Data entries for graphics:
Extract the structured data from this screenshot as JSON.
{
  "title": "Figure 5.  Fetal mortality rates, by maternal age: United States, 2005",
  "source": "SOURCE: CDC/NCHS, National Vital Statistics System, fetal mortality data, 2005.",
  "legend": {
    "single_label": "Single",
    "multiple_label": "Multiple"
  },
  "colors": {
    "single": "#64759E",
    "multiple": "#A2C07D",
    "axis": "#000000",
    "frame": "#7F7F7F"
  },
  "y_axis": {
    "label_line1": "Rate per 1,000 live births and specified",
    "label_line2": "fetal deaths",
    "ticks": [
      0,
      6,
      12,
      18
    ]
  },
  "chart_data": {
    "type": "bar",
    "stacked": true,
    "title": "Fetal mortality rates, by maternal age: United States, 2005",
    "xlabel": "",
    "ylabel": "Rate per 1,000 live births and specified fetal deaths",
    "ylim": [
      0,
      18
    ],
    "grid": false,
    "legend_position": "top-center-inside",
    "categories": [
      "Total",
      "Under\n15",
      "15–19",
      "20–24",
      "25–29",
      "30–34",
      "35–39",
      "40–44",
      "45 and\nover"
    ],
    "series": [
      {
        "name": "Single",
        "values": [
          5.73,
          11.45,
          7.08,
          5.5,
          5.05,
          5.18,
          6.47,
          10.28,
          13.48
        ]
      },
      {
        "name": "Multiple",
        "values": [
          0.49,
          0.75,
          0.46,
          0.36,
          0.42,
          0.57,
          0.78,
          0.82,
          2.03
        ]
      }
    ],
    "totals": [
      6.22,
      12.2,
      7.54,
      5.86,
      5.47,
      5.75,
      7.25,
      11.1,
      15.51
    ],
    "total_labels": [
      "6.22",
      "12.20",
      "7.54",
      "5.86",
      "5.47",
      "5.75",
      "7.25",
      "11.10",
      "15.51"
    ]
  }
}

### Prompt
Your task is to retype all of the records exactly.

### Result for this exercise
Extract the structured data from this screenshot as JSON.
{
  "title": "Figure 5.  Fetal mortality rates, by maternal age: United States, 2005",
  "source": "SOURCE: CDC/NCHS, National Vital Statistics System, fetal mortality data, 2005.",
  "legend": {
    "single_label": "Single",
    "multiple_label": "Multiple"
  },
  "colors": {
    "single": "#64759E",
    "multiple": "#A2C07D",
    "axis": "#000000",
    "frame": "#7F7F7F"
  },
  "y_axis": {
    "label_line1": "Rate per 1,000 live births and specified",
    "label_line2": "fetal deaths",
    "ticks": [
      0,
      6,
      12,
      18
    ]
  },
  "chart_data": {
    "type": "bar",
    "stacked": true,
    "title": "Fetal mortality rates, by maternal age: United States, 2005",
    "xlabel": "",
    "ylabel": "Rate per 1,000 live births and specified fetal deaths",
    "ylim": [
      0,
      18
    ],
    "grid": false,
    "legend_position": "top-center-inside",
    "categories": [
      "Total",
      "Under\n15",
      "15–19",
      "20–24",
      "25–29",
      "30–34",
      "35–39",
      "40–44",
      "45 and\nover"
    ],
    "series": [
      {
        "name": "Single",
        "values": [
          5.73,
          11.45,
          7.08,
          5.5,
          5.05,
          5.18,
          6.47,
          10.28,
          13.48
        ]
      },
      {
        "name": "Multiple",
        "values": [
          0.49,
          0.75,
          0.46,
          0.36,
          0.42,
          0.57,
          0.78,
          0.82,
          2.03
        ]
      }
    ],
    "totals": [
      6.22,
      12.2,
      7.54,
      5.86,
      5.47,
      5.75,
      7.25,
      11.1,
      15.51
    ],
    "total_labels": [
      "6.22",
      "12.20",
      "7.54",
      "5.86",
      "5.47",
      "5.75",
      "7.25",
      "11.10",
      "15.51"
    ]
  }
}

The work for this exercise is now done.